• Trecho do documento:
########

E agora o que necessitam: “uma bola”. E Bárbara entra em uma loja de artigos esportivos e sai com uma bola de couro verdadeiro, inflada. E começa isso que sempre uniu os povos. O campeonato mundial: Itália vs Síria, Eritreia vs Iraque.
E agora o que necessitam: “Poder ajudá-los! Me dê a possibilidade de ajudar, eu posso ser mecânico… eu carpinteiro… eu posso ir comprar o que necessite alguma pessoa idosa.” E assim acontece que um jovem de Síria, estudante de direito em Damasco e agora em fuga para Alemanha, consegue ajudar em uma mudança que le permite ganhar 30€. Com este dinheiro decide fazer compras no armazém para uma pessoa que lhe havia doado roupas e um cartão telefônico.
Reciprocidade! Se chama reciprocidade entre seres humanos.
Descobrimos que também os muitos ou poucos voluntários “necessitam ajuda”, não material, de objetos ou coisas, senão de sustentação psicológica/existencial para superar a vertigem contínua de impotência, gerada pelo abismo entre o que se necessita fazer e o que de verdade se alcança fazer.

########

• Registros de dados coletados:
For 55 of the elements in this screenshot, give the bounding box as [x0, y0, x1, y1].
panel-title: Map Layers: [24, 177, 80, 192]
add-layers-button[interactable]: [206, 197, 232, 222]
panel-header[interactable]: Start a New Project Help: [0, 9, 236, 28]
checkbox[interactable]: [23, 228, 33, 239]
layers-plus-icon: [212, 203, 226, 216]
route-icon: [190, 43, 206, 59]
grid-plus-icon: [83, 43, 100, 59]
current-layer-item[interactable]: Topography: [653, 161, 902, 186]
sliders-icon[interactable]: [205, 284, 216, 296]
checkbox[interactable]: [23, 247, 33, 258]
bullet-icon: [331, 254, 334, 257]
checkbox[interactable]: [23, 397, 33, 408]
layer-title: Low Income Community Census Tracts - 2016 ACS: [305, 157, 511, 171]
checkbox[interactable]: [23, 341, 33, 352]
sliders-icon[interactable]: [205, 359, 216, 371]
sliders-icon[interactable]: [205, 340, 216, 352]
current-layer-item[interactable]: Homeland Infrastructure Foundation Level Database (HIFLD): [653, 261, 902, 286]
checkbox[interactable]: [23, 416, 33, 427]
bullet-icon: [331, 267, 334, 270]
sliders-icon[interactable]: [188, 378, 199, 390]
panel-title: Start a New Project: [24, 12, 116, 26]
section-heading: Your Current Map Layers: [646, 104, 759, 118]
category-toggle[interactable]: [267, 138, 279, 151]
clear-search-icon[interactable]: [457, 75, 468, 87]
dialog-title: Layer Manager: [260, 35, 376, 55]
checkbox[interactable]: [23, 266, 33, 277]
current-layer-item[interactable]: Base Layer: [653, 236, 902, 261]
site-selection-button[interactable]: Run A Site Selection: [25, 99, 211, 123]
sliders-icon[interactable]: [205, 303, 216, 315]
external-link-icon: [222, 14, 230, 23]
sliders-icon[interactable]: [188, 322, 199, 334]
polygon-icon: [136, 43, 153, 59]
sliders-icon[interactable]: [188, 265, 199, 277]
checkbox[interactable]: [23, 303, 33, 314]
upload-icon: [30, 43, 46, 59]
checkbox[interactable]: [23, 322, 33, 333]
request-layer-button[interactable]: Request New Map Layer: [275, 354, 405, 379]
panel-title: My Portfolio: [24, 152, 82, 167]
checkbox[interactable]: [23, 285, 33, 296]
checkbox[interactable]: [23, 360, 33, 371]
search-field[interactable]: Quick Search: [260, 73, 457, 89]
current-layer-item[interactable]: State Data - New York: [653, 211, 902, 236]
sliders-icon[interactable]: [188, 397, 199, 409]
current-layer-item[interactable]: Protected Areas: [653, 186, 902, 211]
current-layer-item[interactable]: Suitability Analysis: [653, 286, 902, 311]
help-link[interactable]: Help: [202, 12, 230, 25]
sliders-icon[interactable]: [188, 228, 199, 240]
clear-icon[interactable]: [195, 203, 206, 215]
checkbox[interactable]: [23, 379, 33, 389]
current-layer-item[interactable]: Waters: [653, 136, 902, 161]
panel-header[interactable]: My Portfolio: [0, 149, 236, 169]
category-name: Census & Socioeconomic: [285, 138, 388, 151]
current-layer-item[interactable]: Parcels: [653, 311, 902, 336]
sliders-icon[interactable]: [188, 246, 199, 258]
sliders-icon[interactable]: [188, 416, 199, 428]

########

• Enunciado da tarefa: Você pode transcrever, palavra por palavra, o trecho sobre os voluntários desde "Descobrimos que também" até "se alcança fazer."?

• Resolução do exercício:
Descobrimos que também os muitos ou poucos voluntários “necessitam ajuda”, não material, de objetos ou coisas, senão de sustentação psicológica/existencial para superar a vertigem contínua de impotência, gerada pelo abismo entre o que se necessita fazer e o que de verdade se alcança fazer.